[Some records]
+++
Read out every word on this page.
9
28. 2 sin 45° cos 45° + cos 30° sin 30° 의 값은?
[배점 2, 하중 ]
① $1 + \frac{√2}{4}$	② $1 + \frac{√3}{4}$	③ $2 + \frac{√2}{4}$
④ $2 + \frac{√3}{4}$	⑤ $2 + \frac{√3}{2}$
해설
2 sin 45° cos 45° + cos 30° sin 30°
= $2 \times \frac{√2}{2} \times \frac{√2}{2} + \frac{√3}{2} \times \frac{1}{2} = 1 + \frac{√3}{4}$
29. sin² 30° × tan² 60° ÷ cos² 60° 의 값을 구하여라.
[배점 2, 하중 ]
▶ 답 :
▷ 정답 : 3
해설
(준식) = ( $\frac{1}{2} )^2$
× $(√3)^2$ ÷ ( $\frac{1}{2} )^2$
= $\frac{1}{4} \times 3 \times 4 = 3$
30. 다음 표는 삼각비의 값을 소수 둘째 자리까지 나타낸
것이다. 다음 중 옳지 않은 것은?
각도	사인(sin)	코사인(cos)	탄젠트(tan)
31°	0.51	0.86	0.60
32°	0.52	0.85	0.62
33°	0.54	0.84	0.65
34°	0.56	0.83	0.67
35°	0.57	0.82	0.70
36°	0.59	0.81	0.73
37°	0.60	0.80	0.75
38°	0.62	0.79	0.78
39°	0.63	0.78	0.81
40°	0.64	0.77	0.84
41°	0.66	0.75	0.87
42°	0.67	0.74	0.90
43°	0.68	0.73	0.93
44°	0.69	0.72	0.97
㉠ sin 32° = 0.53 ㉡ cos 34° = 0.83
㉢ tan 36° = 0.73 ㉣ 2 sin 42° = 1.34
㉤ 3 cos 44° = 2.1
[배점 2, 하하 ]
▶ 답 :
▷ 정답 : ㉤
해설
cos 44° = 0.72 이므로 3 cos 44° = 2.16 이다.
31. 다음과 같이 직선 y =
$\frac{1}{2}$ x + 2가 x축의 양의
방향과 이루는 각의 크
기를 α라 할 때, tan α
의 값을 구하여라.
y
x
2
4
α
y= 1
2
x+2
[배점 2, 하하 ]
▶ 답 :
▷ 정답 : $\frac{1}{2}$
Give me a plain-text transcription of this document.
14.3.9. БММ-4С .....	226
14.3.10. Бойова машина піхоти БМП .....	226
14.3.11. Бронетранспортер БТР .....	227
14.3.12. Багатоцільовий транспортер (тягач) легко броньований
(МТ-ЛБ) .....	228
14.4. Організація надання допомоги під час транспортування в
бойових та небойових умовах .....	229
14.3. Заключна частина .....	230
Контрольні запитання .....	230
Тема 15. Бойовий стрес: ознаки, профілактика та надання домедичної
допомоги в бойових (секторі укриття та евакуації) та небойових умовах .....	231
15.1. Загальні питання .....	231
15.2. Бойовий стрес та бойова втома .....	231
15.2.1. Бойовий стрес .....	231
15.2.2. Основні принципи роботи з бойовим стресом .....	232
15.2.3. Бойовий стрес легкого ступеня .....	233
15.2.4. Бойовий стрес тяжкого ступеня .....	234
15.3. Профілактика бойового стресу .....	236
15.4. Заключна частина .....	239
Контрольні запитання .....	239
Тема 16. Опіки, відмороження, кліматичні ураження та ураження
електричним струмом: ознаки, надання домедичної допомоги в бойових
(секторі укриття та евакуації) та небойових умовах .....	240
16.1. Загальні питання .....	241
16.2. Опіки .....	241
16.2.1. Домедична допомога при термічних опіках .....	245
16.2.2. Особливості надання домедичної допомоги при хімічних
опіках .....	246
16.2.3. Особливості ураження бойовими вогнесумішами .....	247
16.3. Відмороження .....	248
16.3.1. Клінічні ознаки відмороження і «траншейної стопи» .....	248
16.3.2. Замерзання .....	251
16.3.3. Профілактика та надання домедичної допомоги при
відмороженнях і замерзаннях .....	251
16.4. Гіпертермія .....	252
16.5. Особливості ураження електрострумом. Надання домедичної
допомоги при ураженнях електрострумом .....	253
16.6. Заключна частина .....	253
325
+++
> **AIM OF THE EXERCISE**:
Set out every line from the material that contains the string "Особливості".

> **OUTPUT FOR THIS EXERCISE**:
16.2.2. Особливості надання домедичної допомоги при хімічних
16.2.3. Особливості ураження бойовими вогнесумішами .....	247
16.5. Особливості ураження електрострумом. Надання домедичної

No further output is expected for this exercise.